# start of WORKING DATA

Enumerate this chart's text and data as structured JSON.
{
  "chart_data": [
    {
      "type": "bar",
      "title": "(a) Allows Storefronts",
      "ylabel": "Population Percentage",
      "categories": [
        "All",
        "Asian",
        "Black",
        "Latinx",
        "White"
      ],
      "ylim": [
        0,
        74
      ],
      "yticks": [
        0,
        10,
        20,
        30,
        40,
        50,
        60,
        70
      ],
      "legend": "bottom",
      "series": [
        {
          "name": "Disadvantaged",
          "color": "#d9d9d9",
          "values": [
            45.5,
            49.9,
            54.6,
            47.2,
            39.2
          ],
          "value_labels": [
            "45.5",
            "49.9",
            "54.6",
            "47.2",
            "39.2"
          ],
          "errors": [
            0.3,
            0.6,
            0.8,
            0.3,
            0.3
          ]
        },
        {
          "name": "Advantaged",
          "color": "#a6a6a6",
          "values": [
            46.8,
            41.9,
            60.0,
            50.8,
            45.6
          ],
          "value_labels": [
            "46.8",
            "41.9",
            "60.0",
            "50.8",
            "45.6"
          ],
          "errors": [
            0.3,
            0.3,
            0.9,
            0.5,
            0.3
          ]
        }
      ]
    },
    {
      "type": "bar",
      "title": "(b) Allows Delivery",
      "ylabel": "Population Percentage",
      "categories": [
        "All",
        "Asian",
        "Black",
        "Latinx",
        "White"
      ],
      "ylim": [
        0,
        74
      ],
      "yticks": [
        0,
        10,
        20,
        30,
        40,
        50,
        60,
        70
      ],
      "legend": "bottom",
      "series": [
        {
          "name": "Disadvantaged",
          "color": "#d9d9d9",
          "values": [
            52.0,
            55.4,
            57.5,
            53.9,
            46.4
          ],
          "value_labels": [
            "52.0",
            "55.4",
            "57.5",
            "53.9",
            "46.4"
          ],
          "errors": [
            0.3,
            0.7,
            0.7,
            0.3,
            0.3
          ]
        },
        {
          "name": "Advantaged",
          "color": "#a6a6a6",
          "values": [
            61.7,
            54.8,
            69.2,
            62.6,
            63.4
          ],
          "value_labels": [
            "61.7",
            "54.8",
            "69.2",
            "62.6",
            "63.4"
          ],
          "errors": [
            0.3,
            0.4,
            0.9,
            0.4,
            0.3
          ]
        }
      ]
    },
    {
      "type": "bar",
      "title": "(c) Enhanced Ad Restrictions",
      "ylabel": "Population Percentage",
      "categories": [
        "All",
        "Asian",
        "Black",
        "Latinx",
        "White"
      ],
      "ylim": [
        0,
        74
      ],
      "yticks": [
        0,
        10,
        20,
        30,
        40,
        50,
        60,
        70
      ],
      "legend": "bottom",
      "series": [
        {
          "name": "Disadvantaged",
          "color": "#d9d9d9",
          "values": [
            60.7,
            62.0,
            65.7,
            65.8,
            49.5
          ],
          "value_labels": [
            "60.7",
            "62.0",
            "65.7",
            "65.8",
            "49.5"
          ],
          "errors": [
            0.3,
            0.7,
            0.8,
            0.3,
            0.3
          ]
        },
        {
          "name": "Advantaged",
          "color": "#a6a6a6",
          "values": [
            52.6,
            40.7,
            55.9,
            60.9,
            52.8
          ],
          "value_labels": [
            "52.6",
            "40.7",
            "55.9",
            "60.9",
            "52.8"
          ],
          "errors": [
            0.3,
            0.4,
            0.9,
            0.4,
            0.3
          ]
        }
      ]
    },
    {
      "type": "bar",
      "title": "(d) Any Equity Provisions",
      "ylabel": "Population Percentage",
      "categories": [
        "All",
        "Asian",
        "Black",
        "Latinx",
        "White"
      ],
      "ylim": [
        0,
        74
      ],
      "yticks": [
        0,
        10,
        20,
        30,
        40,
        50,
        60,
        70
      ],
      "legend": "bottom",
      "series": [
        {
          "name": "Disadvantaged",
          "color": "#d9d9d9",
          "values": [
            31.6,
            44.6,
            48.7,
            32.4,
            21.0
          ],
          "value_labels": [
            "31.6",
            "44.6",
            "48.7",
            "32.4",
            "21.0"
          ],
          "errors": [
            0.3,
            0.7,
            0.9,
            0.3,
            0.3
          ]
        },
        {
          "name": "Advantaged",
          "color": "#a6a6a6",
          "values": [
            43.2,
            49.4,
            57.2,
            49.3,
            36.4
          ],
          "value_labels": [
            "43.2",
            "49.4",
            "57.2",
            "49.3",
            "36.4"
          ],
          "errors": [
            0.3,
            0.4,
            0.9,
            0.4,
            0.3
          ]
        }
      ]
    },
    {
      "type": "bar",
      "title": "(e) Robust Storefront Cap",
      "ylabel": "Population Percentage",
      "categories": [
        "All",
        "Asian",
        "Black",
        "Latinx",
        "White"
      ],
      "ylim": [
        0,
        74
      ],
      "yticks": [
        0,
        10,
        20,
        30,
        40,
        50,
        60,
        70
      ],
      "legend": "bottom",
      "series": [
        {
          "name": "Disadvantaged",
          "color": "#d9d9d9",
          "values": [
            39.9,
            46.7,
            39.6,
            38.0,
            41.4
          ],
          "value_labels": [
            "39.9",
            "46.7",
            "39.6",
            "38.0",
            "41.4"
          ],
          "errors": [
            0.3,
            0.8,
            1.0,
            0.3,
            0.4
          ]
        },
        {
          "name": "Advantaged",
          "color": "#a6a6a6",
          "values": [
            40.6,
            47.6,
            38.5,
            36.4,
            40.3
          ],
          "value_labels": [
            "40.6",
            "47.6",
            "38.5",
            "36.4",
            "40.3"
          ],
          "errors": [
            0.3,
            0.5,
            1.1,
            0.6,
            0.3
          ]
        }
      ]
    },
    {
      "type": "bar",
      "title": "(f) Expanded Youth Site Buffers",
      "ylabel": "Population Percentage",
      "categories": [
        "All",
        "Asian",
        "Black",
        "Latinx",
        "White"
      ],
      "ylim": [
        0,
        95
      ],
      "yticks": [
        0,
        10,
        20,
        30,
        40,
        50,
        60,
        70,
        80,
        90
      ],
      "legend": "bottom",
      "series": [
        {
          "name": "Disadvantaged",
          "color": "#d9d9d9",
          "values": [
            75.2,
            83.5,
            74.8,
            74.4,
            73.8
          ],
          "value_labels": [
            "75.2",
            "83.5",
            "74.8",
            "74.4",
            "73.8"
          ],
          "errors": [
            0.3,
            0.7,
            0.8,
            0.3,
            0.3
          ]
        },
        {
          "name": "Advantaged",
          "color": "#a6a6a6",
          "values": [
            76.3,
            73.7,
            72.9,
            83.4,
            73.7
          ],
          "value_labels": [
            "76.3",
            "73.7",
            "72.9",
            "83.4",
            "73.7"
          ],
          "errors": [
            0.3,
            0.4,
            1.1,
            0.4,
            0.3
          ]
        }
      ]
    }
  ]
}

# end of WORKING DATA

Give every line of the material again, exactly as it reads.

**ANSWER**
Enumerate this chart's text and data as structured JSON.
{
  "chart_data": [
    {
      "type": "bar",
      "title": "(a) Allows Storefronts",
      "ylabel": "Population Percentage",
      "categories": [
        "All",
        "Asian",
        "Black",
        "Latinx",
        "White"
      ],
      "ylim": [
        0,
        74
      ],
      "yticks": [
        0,
        10,
        20,
        30,
        40,
        50,
        60,
        70
      ],
      "legend": "bottom",
      "series": [
        {
          "name": "Disadvantaged",
          "color": "#d9d9d9",
          "values": [
            45.5,
            49.9,
            54.6,
            47.2,
            39.2
          ],
          "value_labels": [
            "45.5",
            "49.9",
            "54.6",
            "47.2",
            "39.2"
          ],
          "errors": [
            0.3,
            0.6,
            0.8,
            0.3,
            0.3
          ]
        },
        {
          "name": "Advantaged",
          "color": "#a6a6a6",
          "values": [
            46.8,
            41.9,
            60.0,
            50.8,
            45.6
          ],
          "value_labels": [
            "46.8",
            "41.9",
            "60.0",
            "50.8",
            "45.6"
          ],
          "errors": [
            0.3,
            0.3,
            0.9,
            0.5,
            0.3
          ]
        }
      ]
    },
    {
      "type": "bar",
      "title": "(b) Allows Delivery",
      "ylabel": "Population Percentage",
      "categories": [
        "All",
        "Asian",
        "Black",
        "Latinx",
        "White"
      ],
      "ylim": [
        0,
        74
      ],
      "yticks": [
        0,
        10,
        20,
        30,
        40,
        50,
        60,
        70
      ],
      "legend": "bottom",
      "series": [
        {
          "name": "Disadvantaged",
          "color": "#d9d9d9",
          "values": [
            52.0,
            55.4,
            57.5,
            53.9,
            46.4
          ],
          "value_labels": [
            "52.0",
            "55.4",
            "57.5",
            "53.9",
            "46.4"
          ],
          "errors": [
            0.3,
            0.7,
            0.7,
            0.3,
            0.3
          ]
        },
        {
          "name": "Advantaged",
          "color": "#a6a6a6",
          "values": [
            61.7,
            54.8,
            69.2,
            62.6,
            63.4
          ],
          "value_labels": [
            "61.7",
            "54.8",
            "69.2",
            "62.6",
            "63.4"
          ],
          "errors": [
            0.3,
            0.4,
            0.9,
            0.4,
            0.3
          ]
        }
      ]
    },
    {
      "type": "bar",
      "title": "(c) Enhanced Ad Restrictions",
      "ylabel": "Population Percentage",
      "categories": [
        "All",
        "Asian",
        "Black",
        "Latinx",
        "White"
      ],
      "ylim": [
        0,
        74
      ],
      "yticks": [
        0,
        10,
        20,
        30,
        40,
        50,
        60,
        70
      ],
      "legend": "bottom",
      "series": [
        {
          "name": "Disadvantaged",
          "color": "#d9d9d9",
          "values": [
            60.7,
            62.0,
            65.7,
            65.8,
            49.5
          ],
          "value_labels": [
            "60.7",
            "62.0",
            "65.7",
            "65.8",
            "49.5"
          ],
          "errors": [
            0.3,
            0.7,
            0.8,
            0.3,
            0.3
          ]
        },
        {
          "name": "Advantaged",
          "color": "#a6a6a6",
          "values": [
            52.6,
            40.7,
            55.9,
            60.9,
            52.8
          ],
          "value_labels": [
            "52.6",
            "40.7",
            "55.9",
            "60.9",
            "52.8"
          ],
          "errors": [
            0.3,
            0.4,
            0.9,
            0.4,
            0.3
          ]
        }
      ]
    },
    {
      "type": "bar",
      "title": "(d) Any Equity Provisions",
      "ylabel": "Population Percentage",
      "categories": [
        "All",
        "Asian",
        "Black",
        "Latinx",
        "White"
      ],
      "ylim": [
        0,
        74
      ],
      "yticks": [
        0,
        10,
        20,
        30,
        40,
        50,
        60,
        70
      ],
      "legend": "bottom",
      "series": [
        {
          "name": "Disadvantaged",
          "color": "#d9d9d9",
          "values": [
            31.6,
            44.6,
            48.7,
            32.4,
            21.0
          ],
          "value_labels": [
            "31.6",
            "44.6",
            "48.7",
            "32.4",
            "21.0"
          ],
          "errors": [
            0.3,
            0.7,
            0.9,
            0.3,
            0.3
          ]
        },
        {
          "name": "Advantaged",
          "color": "#a6a6a6",
          "values": [
            43.2,
            49.4,
            57.2,
            49.3,
            36.4
          ],
          "value_labels": [
            "43.2",
            "49.4",
            "57.2",
            "49.3",
            "36.4"
          ],
          "errors": [
            0.3,
            0.4,
            0.9,
            0.4,
            0.3
          ]
        }
      ]
    },
    {
      "type": "bar",
      "title": "(e) Robust Storefront Cap",
      "ylabel": "Population Percentage",
      "categories": [
        "All",
        "Asian",
        "Black",
        "Latinx",
        "White"
      ],
      "ylim": [
        0,
        74
      ],
      "yticks": [
        0,
        10,
        20,
        30,
        40,
        50,
        60,
        70
      ],
      "legend": "bottom",
      "series": [
        {
          "name": "Disadvantaged",
          "color": "#d9d9d9",
          "values": [
            39.9,
            46.7,
            39.6,
            38.0,
            41.4
          ],
          "value_labels": [
            "39.9",
            "46.7",
            "39.6",
            "38.0",
            "41.4"
          ],
          "errors": [
            0.3,
            0.8,
            1.0,
            0.3,
            0.4
          ]
        },
        {
          "name": "Advantaged",
          "color": "#a6a6a6",
          "values": [
            40.6,
            47.6,
            38.5,
            36.4,
            40.3
          ],
          "value_labels": [
            "40.6",
            "47.6",
            "38.5",
            "36.4",
            "40.3"
          ],
          "errors": [
            0.3,
            0.5,
            1.1,
            0.6,
            0.3
          ]
        }
      ]
    },
    {
      "type": "bar",
      "title": "(f) Expanded Youth Site Buffers",
      "ylabel": "Population Percentage",
      "categories": [
        "All",
        "Asian",
        "Black",
        "Latinx",
        "White"
      ],
      "ylim": [
        0,
        95
      ],
      "yticks": [
        0,
        10,
        20,
        30,
        40,
        50,
        60,
        70,
        80,
        90
      ],
      "legend": "bottom",
      "series": [
        {
          "name": "Disadvantaged",
          "color": "#d9d9d9",
          "values": [
            75.2,
            83.5,
            74.8,
            74.4,
            73.8
          ],
          "value_labels": [
            "75.2",
            "83.5",
            "74.8",
            "74.4",
            "73.8"
          ],
          "errors": [
            0.3,
            0.7,
            0.8,
            0.3,
            0.3
          ]
        },
        {
          "name": "Advantaged",
          "color": "#a6a6a6",
          "values": [
            76.3,
            73.7,
            72.9,
            83.4,
            73.7
          ],
          "value_labels": [
            "76.3",
            "73.7",
            "72.9",
            "83.4",
            "73.7"
          ],
          "errors": [
            0.3,
            0.4,
            1.1,
            0.4,
            0.3
          ]
        }
      ]
    }
  ]
}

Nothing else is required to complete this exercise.